REQUIRED WORK =>
The data below needs to be returned exactly, line for line.

MATERIAL SHOWN =>
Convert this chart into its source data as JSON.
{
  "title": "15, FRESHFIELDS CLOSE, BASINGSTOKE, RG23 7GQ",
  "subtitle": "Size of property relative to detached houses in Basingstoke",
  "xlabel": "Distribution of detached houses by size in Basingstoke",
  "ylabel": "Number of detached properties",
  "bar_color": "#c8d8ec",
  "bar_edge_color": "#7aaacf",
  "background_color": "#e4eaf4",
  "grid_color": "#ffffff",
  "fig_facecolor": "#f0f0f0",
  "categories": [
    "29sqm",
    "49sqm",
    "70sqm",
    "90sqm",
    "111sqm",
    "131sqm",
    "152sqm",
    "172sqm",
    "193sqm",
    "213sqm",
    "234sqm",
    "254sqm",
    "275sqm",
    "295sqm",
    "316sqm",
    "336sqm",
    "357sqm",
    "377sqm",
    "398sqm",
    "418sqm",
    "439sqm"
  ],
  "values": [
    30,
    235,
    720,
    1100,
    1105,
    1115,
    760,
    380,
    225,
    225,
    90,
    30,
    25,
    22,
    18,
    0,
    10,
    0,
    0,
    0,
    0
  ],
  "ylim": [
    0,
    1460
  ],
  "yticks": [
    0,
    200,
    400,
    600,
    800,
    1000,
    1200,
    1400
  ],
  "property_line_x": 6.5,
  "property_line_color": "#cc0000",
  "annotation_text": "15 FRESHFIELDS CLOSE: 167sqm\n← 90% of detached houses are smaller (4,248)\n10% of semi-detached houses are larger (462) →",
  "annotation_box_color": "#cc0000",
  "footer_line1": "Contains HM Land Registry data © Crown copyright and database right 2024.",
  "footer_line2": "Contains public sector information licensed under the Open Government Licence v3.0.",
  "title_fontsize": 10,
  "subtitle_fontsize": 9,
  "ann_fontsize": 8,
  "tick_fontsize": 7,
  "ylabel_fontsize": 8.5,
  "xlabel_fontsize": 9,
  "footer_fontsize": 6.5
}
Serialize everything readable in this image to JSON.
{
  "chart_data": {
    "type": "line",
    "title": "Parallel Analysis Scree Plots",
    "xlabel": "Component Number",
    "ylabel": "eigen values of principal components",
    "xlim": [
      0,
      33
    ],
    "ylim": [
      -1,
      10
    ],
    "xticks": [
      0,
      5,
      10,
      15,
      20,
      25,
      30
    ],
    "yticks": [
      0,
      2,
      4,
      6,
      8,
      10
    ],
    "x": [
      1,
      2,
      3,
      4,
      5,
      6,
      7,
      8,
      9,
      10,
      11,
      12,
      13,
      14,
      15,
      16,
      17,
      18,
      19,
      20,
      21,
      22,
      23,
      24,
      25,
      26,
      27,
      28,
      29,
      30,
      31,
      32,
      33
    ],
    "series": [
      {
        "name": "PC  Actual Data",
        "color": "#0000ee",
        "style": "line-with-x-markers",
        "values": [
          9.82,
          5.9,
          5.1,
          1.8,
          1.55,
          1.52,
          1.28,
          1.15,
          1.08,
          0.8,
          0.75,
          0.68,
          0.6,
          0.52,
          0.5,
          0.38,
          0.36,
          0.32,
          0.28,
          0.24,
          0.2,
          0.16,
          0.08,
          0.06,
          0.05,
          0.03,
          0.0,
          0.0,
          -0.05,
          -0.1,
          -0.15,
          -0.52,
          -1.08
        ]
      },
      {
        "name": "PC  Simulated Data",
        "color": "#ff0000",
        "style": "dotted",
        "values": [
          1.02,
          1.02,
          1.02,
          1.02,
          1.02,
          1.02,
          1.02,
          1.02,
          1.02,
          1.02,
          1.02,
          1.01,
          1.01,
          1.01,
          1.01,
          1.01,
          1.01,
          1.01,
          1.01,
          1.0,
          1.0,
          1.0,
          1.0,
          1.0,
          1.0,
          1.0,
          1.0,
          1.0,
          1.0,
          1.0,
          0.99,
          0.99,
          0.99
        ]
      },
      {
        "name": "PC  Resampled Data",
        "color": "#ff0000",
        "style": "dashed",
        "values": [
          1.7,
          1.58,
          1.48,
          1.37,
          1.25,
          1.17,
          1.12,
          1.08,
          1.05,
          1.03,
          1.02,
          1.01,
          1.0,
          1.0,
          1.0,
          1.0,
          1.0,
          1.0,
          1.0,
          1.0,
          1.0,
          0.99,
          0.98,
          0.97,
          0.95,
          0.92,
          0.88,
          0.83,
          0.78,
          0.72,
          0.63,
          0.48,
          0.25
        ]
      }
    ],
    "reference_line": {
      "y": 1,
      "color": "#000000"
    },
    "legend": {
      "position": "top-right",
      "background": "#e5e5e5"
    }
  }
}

RESPONSE =>
Convert this chart into its source data as JSON.
{
  "title": "15, FRESHFIELDS CLOSE, BASINGSTOKE, RG23 7GQ",
  "subtitle": "Size of property relative to detached houses in Basingstoke",
  "xlabel": "Distribution of detached houses by size in Basingstoke",
  "ylabel": "Number of detached properties",
  "bar_color": "#c8d8ec",
  "bar_edge_color": "#7aaacf",
  "background_color": "#e4eaf4",
  "grid_color": "#ffffff",
  "fig_facecolor": "#f0f0f0",
  "categories": [
    "29sqm",
    "49sqm",
    "70sqm",
    "90sqm",
    "111sqm",
    "131sqm",
    "152sqm",
    "172sqm",
    "193sqm",
    "213sqm",
    "234sqm",
    "254sqm",
    "275sqm",
    "295sqm",
    "316sqm",
    "336sqm",
    "357sqm",
    "377sqm",
    "398sqm",
    "418sqm",
    "439sqm"
  ],
  "values": [
    30,
    235,
    720,
    1100,
    1105,
    1115,
    760,
    380,
    225,
    225,
    90,
    30,
    25,
    22,
    18,
    0,
    10,
    0,
    0,
    0,
    0
  ],
  "ylim": [
    0,
    1460
  ],
  "yticks": [
    0,
    200,
    400,
    600,
    800,
    1000,
    1200,
    1400
  ],
  "property_line_x": 6.5,
  "property_line_color": "#cc0000",
  "annotation_text": "15 FRESHFIELDS CLOSE: 167sqm\n← 90% of detached houses are smaller (4,248)\n10% of semi-detached houses are larger (462) →",
  "annotation_box_color": "#cc0000",
  "footer_line1": "Contains HM Land Registry data © Crown copyright and database right 2024.",
  "footer_line2": "Contains public sector information licensed under the Open Government Licence v3.0.",
  "title_fontsize": 10,
  "subtitle_fontsize": 9,
  "ann_fontsize": 8,
  "tick_fontsize": 7,
  "ylabel_fontsize": 8.5,
  "xlabel_fontsize": 9,
  "footer_fontsize": 6.5
}
Serialize everything readable in this image to JSON.
{
  "chart_data": {
    "type": "line",
    "title": "Parallel Analysis Scree Plots",
    "xlabel": "Component Number",
    "ylabel": "eigen values of principal components",
    "xlim": [
      0,
      33
    ],
    "ylim": [
      -1,
      10
    ],
    "xticks": [
      0,
      5,
      10,
      15,
      20,
      25,
      30
    ],
    "yticks": [
      0,
      2,
      4,
      6,
      8,
      10
    ],
    "x": [
      1,
      2,
      3,
      4,
      5,
      6,
      7,
      8,
      9,
      10,
      11,
      12,
      13,
      14,
      15,
      16,
      17,
      18,
      19,
      20,
      21,
      22,
      23,
      24,
      25,
      26,
      27,
      28,
      29,
      30,
      31,
      32,
      33
    ],
    "series": [
      {
        "name": "PC  Actual Data",
        "color": "#0000ee",
        "style": "line-with-x-markers",
        "values": [
          9.82,
          5.9,
          5.1,
          1.8,
          1.55,
          1.52,
          1.28,
          1.15,
          1.08,
          0.8,
          0.75,
          0.68,
          0.6,
          0.52,
          0.5,
          0.38,
          0.36,
          0.32,
          0.28,
          0.24,
          0.2,
          0.16,
          0.08,
          0.06,
          0.05,
          0.03,
          0.0,
          0.0,
          -0.05,
          -0.1,
          -0.15,
          -0.52,
          -1.08
        ]
      },
      {
        "name": "PC  Simulated Data",
        "color": "#ff0000",
        "style": "dotted",
        "values": [
          1.02,
          1.02,
          1.02,
          1.02,
          1.02,
          1.02,
          1.02,
          1.02,
          1.02,
          1.02,
          1.02,
          1.01,
          1.01,
          1.01,
          1.01,
          1.01,
          1.01,
          1.01,
          1.01,
          1.0,
          1.0,
          1.0,
          1.0,
          1.0,
          1.0,
          1.0,
          1.0,
          1.0,
          1.0,
          1.0,
          0.99,
          0.99,
          0.99
        ]
      },
      {
        "name": "PC  Resampled Data",
        "color": "#ff0000",
        "style": "dashed",
        "values": [
          1.7,
          1.58,
          1.48,
          1.37,
          1.25,
          1.17,
          1.12,
          1.08,
          1.05,
          1.03,
          1.02,
          1.01,
          1.0,
          1.0,
          1.0,
          1.0,
          1.0,
          1.0,
          1.0,
          1.0,
          1.0,
          0.99,
          0.98,
          0.97,
          0.95,
          0.92,
          0.88,
          0.83,
          0.78,
          0.72,
          0.63,
          0.48,
          0.25
        ]
      }
    ],
    "reference_line": {
      "y": 1,
      "color": "#000000"
    },
    "legend": {
      "position": "top-right",
      "background": "#e5e5e5"
    }
  }
}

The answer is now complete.